**STATED PROBLEM:** Reproduce all of the listing below without alteration.

**MATERIAL FOR THIS TASK:**
-- Begin --
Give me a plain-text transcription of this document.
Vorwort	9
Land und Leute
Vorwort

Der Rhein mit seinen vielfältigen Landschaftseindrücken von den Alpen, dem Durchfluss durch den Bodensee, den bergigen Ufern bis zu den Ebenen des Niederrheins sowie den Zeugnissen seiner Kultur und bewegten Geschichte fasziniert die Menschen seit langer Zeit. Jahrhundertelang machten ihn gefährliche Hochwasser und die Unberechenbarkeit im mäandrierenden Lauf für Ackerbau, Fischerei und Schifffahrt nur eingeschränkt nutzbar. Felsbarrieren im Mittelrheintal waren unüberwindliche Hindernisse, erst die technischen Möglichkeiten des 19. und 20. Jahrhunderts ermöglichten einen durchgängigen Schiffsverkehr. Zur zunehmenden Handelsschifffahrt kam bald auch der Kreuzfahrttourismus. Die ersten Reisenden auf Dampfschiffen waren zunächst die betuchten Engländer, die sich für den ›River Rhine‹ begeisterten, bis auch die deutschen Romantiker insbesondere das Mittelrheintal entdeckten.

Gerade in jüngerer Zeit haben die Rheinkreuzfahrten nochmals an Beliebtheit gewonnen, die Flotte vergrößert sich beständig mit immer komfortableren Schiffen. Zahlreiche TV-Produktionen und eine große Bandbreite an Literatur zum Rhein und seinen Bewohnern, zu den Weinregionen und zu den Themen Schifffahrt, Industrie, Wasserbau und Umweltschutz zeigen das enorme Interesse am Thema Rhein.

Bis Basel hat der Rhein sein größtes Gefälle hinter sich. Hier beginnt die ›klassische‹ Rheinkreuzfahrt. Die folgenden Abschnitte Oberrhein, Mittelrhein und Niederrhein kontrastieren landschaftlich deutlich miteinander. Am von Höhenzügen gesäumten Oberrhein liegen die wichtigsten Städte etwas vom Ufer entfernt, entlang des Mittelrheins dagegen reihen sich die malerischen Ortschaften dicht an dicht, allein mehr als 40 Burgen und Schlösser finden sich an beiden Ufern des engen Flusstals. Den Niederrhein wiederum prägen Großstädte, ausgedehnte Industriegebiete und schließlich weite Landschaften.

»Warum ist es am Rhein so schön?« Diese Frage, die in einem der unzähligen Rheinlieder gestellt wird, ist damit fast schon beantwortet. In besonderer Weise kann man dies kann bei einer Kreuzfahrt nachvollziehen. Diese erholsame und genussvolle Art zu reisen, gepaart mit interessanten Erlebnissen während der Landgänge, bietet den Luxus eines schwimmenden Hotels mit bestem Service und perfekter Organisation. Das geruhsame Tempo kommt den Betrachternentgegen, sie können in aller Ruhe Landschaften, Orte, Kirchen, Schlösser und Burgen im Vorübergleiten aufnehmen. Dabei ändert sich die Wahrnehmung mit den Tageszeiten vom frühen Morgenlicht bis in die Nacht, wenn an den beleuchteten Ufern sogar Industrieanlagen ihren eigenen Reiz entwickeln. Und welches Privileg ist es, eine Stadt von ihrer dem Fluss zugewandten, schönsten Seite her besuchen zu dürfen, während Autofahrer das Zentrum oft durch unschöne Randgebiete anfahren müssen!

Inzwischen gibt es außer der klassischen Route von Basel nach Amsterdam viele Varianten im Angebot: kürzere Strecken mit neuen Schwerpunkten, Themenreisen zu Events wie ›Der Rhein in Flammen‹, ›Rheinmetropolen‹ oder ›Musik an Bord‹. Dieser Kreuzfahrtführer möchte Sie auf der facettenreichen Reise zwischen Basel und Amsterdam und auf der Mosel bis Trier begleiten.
-- End --
**SOLUTION BELOW:**
Give me a plain-text transcription of this document.
Vorwort	9
Land und Leute
Vorwort

Der Rhein mit seinen vielfältigen Landschaftseindrücken von den Alpen, dem Durchfluss durch den Bodensee, den bergigen Ufern bis zu den Ebenen des Niederrheins sowie den Zeugnissen seiner Kultur und bewegten Geschichte fasziniert die Menschen seit langer Zeit. Jahrhundertelang machten ihn gefährliche Hochwasser und die Unberechenbarkeit im mäandrierenden Lauf für Ackerbau, Fischerei und Schifffahrt nur eingeschränkt nutzbar. Felsbarrieren im Mittelrheintal waren unüberwindliche Hindernisse, erst die technischen Möglichkeiten des 19. und 20. Jahrhunderts ermöglichten einen durchgängigen Schiffsverkehr. Zur zunehmenden Handelsschifffahrt kam bald auch der Kreuzfahrttourismus. Die ersten Reisenden auf Dampfschiffen waren zunächst die betuchten Engländer, die sich für den ›River Rhine‹ begeisterten, bis auch die deutschen Romantiker insbesondere das Mittelrheintal entdeckten.

Gerade in jüngerer Zeit haben die Rheinkreuzfahrten nochmals an Beliebtheit gewonnen, die Flotte vergrößert sich beständig mit immer komfortableren Schiffen. Zahlreiche TV-Produktionen und eine große Bandbreite an Literatur zum Rhein und seinen Bewohnern, zu den Weinregionen und zu den Themen Schifffahrt, Industrie, Wasserbau und Umweltschutz zeigen das enorme Interesse am Thema Rhein.

Bis Basel hat der Rhein sein größtes Gefälle hinter sich. Hier beginnt die ›klassische‹ Rheinkreuzfahrt. Die folgenden Abschnitte Oberrhein, Mittelrhein und Niederrhein kontrastieren landschaftlich deutlich miteinander. Am von Höhenzügen gesäumten Oberrhein liegen die wichtigsten Städte etwas vom Ufer entfernt, entlang des Mittelrheins dagegen reihen sich die malerischen Ortschaften dicht an dicht, allein mehr als 40 Burgen und Schlösser finden sich an beiden Ufern des engen Flusstals. Den Niederrhein wiederum prägen Großstädte, ausgedehnte Industriegebiete und schließlich weite Landschaften.

»Warum ist es am Rhein so schön?« Diese Frage, die in einem der unzähligen Rheinlieder gestellt wird, ist damit fast schon beantwortet. In besonderer Weise kann man dies kann bei einer Kreuzfahrt nachvollziehen. Diese erholsame und genussvolle Art zu reisen, gepaart mit interessanten Erlebnissen während der Landgänge, bietet den Luxus eines schwimmenden Hotels mit bestem Service und perfekter Organisation. Das geruhsame Tempo kommt den Betrachternentgegen, sie können in aller Ruhe Landschaften, Orte, Kirchen, Schlösser und Burgen im Vorübergleiten aufnehmen. Dabei ändert sich die Wahrnehmung mit den Tageszeiten vom frühen Morgenlicht bis in die Nacht, wenn an den beleuchteten Ufern sogar Industrieanlagen ihren eigenen Reiz entwickeln. Und welches Privileg ist es, eine Stadt von ihrer dem Fluss zugewandten, schönsten Seite her besuchen zu dürfen, während Autofahrer das Zentrum oft durch unschöne Randgebiete anfahren müssen!

Inzwischen gibt es außer der klassischen Route von Basel nach Amsterdam viele Varianten im Angebot: kürzere Strecken mit neuen Schwerpunkten, Themenreisen zu Events wie ›Der Rhein in Flammen‹, ›Rheinmetropolen‹ oder ›Musik an Bord‹. Dieser Kreuzfahrtführer möchte Sie auf der facettenreichen Reise zwischen Basel und Amsterdam und auf der Mosel bis Trier begleiten.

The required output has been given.